▸ WRITTEN EXERCISE
Extract the listing in its entirety, keeping each line identical to the original.

━━━━━━━━━━━━━━━━

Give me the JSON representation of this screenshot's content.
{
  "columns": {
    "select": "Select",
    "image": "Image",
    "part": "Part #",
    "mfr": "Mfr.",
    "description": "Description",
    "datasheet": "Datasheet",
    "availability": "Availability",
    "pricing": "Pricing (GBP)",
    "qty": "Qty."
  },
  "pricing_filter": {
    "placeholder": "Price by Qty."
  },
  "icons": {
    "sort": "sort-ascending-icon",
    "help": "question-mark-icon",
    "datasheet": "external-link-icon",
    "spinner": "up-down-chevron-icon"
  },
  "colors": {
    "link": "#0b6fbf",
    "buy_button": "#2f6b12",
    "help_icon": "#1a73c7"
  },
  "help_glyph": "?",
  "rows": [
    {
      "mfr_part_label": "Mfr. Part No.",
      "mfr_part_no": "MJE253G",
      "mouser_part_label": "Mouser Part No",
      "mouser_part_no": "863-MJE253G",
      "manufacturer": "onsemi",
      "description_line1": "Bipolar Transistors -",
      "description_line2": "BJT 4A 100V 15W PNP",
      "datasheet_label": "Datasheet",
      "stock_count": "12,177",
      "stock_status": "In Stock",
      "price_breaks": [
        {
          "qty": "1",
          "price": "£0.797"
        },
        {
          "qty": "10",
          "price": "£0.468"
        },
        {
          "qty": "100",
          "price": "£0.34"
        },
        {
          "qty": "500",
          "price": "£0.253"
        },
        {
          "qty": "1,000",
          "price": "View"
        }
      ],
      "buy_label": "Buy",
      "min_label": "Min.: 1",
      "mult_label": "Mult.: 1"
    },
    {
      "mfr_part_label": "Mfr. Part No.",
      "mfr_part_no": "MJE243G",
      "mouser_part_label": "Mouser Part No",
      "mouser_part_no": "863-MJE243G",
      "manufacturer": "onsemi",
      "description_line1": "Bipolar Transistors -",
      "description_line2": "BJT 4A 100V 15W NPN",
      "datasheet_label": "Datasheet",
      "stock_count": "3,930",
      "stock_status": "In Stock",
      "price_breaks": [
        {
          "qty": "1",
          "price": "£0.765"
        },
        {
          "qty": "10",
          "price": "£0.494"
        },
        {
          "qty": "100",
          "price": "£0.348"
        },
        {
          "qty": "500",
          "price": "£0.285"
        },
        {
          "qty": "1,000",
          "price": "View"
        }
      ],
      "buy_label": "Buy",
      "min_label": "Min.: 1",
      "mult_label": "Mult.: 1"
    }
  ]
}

━━━━━━━━━━━━━━━━

▸ WRITTEN RESPONSE
Give me the JSON representation of this screenshot's content.
{
  "columns": {
    "select": "Select",
    "image": "Image",
    "part": "Part #",
    "mfr": "Mfr.",
    "description": "Description",
    "datasheet": "Datasheet",
    "availability": "Availability",
    "pricing": "Pricing (GBP)",
    "qty": "Qty."
  },
  "pricing_filter": {
    "placeholder": "Price by Qty."
  },
  "icons": {
    "sort": "sort-ascending-icon",
    "help": "question-mark-icon",
    "datasheet": "external-link-icon",
    "spinner": "up-down-chevron-icon"
  },
  "colors": {
    "link": "#0b6fbf",
    "buy_button": "#2f6b12",
    "help_icon": "#1a73c7"
  },
  "help_glyph": "?",
  "rows": [
    {
      "mfr_part_label": "Mfr. Part No.",
      "mfr_part_no": "MJE253G",
      "mouser_part_label": "Mouser Part No",
      "mouser_part_no": "863-MJE253G",
      "manufacturer": "onsemi",
      "description_line1": "Bipolar Transistors -",
      "description_line2": "BJT 4A 100V 15W PNP",
      "datasheet_label": "Datasheet",
      "stock_count": "12,177",
      "stock_status": "In Stock",
      "price_breaks": [
        {
          "qty": "1",
          "price": "£0.797"
        },
        {
          "qty": "10",
          "price": "£0.468"
        },
        {
          "qty": "100",
          "price": "£0.34"
        },
        {
          "qty": "500",
          "price": "£0.253"
        },
        {
          "qty": "1,000",
          "price": "View"
        }
      ],
      "buy_label": "Buy",
      "min_label": "Min.: 1",
      "mult_label": "Mult.: 1"
    },
    {
      "mfr_part_label": "Mfr. Part No.",
      "mfr_part_no": "MJE243G",
      "mouser_part_label": "Mouser Part No",
      "mouser_part_no": "863-MJE243G",
      "manufacturer": "onsemi",
      "description_line1": "Bipolar Transistors -",
      "description_line2": "BJT 4A 100V 15W NPN",
      "datasheet_label": "Datasheet",
      "stock_count": "3,930",
      "stock_status": "In Stock",
      "price_breaks": [
        {
          "qty": "1",
          "price": "£0.765"
        },
        {
          "qty": "10",
          "price": "£0.494"
        },
        {
          "qty": "100",
          "price": "£0.348"
        },
        {
          "qty": "500",
          "price": "£0.285"
        },
        {
          "qty": "1,000",
          "price": "View"
        }
      ],
      "buy_label": "Buy",
      "min_label": "Min.: 1",
      "mult_label": "Mult.: 1"
    }
  ]
}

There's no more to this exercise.